Gather each line containing the string "title" from these entries.

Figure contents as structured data
START

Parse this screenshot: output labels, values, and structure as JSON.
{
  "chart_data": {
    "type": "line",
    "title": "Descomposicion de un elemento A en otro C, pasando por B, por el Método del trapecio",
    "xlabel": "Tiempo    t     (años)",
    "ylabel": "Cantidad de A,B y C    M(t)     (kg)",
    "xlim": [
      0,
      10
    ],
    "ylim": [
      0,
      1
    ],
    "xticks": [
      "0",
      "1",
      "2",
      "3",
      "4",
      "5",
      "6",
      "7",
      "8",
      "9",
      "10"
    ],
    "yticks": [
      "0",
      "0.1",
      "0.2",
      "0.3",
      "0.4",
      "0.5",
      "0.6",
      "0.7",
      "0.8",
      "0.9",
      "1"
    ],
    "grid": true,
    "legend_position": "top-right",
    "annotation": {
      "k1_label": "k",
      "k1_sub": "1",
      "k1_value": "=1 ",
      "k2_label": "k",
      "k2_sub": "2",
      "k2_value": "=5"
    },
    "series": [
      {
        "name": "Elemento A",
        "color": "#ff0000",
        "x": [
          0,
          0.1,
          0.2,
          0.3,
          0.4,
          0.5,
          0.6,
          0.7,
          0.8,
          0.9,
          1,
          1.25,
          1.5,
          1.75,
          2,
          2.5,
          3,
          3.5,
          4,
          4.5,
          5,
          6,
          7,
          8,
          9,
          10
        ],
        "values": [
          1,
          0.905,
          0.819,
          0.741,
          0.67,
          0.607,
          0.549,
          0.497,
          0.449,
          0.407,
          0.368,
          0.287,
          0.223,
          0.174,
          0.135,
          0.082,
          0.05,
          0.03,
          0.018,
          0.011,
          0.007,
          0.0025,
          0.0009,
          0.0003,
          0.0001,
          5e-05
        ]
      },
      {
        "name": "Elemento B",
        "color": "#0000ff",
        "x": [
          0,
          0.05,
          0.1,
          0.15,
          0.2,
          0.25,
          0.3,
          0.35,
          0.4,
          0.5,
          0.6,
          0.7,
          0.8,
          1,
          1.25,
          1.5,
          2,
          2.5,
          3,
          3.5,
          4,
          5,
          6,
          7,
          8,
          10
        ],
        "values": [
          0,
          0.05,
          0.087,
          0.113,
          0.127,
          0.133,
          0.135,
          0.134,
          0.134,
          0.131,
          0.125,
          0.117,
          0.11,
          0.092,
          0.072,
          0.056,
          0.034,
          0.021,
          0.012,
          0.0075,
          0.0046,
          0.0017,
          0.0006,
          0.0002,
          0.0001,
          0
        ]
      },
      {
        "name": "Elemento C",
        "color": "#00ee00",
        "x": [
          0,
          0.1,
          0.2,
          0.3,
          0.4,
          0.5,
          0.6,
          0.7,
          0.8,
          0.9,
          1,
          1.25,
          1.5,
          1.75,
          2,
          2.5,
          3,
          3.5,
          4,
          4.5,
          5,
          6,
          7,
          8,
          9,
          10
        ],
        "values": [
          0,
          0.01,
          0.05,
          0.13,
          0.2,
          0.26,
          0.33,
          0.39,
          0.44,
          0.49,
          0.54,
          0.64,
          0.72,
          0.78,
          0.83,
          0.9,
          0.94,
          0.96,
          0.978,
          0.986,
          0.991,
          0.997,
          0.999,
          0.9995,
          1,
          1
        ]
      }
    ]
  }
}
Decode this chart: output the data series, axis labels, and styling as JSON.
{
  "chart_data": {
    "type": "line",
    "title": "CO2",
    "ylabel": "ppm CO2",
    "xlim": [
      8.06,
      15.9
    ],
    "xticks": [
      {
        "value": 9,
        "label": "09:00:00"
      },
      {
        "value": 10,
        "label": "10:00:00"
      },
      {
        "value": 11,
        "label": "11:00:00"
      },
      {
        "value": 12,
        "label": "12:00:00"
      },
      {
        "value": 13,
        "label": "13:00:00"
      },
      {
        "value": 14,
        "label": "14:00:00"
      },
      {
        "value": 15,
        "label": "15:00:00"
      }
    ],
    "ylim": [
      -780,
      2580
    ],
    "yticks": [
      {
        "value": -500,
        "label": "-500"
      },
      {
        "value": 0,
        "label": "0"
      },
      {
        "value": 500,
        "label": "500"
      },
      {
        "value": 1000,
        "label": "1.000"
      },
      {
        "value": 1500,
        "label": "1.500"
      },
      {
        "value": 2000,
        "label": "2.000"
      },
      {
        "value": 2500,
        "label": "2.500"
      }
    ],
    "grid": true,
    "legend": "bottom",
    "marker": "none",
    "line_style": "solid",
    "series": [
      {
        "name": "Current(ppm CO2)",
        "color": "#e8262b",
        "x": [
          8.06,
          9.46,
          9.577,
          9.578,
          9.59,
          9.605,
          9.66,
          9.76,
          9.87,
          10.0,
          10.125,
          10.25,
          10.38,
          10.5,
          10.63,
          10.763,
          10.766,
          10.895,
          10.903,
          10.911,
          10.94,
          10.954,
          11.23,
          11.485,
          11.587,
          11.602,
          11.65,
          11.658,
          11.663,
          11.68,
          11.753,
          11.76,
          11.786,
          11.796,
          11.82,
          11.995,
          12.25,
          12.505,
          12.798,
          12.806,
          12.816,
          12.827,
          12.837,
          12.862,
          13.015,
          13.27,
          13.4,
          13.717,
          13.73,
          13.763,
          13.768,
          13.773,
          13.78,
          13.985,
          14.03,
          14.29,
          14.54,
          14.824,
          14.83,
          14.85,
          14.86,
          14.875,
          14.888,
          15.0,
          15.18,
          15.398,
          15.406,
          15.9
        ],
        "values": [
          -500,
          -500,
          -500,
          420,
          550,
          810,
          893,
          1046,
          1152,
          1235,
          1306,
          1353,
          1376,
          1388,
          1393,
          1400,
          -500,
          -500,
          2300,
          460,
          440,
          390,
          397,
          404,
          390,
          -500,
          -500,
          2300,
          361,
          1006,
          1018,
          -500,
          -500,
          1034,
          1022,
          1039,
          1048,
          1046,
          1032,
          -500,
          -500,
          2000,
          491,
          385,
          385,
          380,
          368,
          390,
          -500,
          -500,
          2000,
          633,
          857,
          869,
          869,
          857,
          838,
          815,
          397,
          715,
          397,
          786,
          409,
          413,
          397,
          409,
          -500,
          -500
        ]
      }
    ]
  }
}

END

### Worked solution
    "title": "Descomposicion de un elemento A en otro C, pasando por B, por el Método del trapecio",
    "title": "CO2",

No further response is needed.